Stored data entries:
- - - -

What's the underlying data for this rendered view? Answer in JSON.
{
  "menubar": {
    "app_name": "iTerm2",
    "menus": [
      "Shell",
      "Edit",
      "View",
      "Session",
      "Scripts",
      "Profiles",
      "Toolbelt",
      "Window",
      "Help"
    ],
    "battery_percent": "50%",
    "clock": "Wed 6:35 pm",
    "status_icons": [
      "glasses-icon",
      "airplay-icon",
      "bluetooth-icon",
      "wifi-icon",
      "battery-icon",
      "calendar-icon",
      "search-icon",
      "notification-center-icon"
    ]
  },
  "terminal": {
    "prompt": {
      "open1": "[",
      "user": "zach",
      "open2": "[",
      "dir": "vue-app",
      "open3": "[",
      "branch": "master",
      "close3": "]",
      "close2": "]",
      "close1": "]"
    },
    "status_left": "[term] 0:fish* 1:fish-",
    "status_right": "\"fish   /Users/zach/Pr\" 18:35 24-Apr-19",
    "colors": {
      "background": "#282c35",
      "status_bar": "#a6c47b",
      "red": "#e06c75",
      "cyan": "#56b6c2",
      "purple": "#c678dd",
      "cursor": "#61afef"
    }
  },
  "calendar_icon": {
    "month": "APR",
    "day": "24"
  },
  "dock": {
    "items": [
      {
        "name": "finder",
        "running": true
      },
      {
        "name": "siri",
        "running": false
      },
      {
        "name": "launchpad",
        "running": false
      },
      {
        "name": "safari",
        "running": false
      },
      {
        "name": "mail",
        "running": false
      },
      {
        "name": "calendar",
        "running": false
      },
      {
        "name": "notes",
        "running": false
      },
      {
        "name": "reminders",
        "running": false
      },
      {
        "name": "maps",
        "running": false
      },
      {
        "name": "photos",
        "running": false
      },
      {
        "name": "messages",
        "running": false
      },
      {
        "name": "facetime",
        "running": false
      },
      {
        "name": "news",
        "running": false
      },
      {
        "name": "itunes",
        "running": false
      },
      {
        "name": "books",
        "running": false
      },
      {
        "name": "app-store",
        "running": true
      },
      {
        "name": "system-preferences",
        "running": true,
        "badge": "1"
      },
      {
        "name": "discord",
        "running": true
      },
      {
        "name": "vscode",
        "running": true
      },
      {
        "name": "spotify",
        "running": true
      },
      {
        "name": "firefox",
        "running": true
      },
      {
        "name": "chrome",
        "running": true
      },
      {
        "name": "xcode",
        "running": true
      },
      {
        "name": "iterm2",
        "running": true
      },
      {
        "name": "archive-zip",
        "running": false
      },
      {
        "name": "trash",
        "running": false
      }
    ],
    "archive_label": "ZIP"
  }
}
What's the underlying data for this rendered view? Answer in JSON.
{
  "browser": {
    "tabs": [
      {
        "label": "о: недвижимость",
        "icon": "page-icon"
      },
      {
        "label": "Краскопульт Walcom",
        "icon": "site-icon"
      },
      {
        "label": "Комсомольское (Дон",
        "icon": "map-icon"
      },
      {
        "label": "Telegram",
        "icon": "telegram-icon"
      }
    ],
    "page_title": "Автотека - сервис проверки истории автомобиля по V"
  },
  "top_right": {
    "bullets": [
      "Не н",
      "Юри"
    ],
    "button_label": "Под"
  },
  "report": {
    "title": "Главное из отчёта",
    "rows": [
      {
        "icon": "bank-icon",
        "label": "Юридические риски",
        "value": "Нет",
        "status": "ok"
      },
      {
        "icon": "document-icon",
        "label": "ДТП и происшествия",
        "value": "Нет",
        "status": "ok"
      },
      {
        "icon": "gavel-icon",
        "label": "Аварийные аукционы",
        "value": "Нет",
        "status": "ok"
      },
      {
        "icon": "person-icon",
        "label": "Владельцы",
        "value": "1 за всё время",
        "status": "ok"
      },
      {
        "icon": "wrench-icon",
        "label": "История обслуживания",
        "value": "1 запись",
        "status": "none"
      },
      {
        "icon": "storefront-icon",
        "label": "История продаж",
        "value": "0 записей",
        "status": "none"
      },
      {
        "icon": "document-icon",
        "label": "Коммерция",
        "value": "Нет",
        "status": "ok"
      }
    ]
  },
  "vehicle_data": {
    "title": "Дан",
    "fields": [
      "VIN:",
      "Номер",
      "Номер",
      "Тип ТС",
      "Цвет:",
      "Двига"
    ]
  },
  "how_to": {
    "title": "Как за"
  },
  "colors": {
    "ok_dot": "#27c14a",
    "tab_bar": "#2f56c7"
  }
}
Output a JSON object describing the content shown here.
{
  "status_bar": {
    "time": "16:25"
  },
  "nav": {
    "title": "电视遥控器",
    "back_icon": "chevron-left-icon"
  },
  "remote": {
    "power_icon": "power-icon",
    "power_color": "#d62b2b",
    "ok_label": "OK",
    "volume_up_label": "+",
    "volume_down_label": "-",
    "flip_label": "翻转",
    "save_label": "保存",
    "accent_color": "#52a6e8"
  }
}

- - - -

Exercise: Among the lines of the material, find those that hold the word "zach" and copy them.

Solution to the problem:
      "user": "zach",
    "status_right": "\"fish   /Users/zach/Pr\" 18:35 24-Apr-19",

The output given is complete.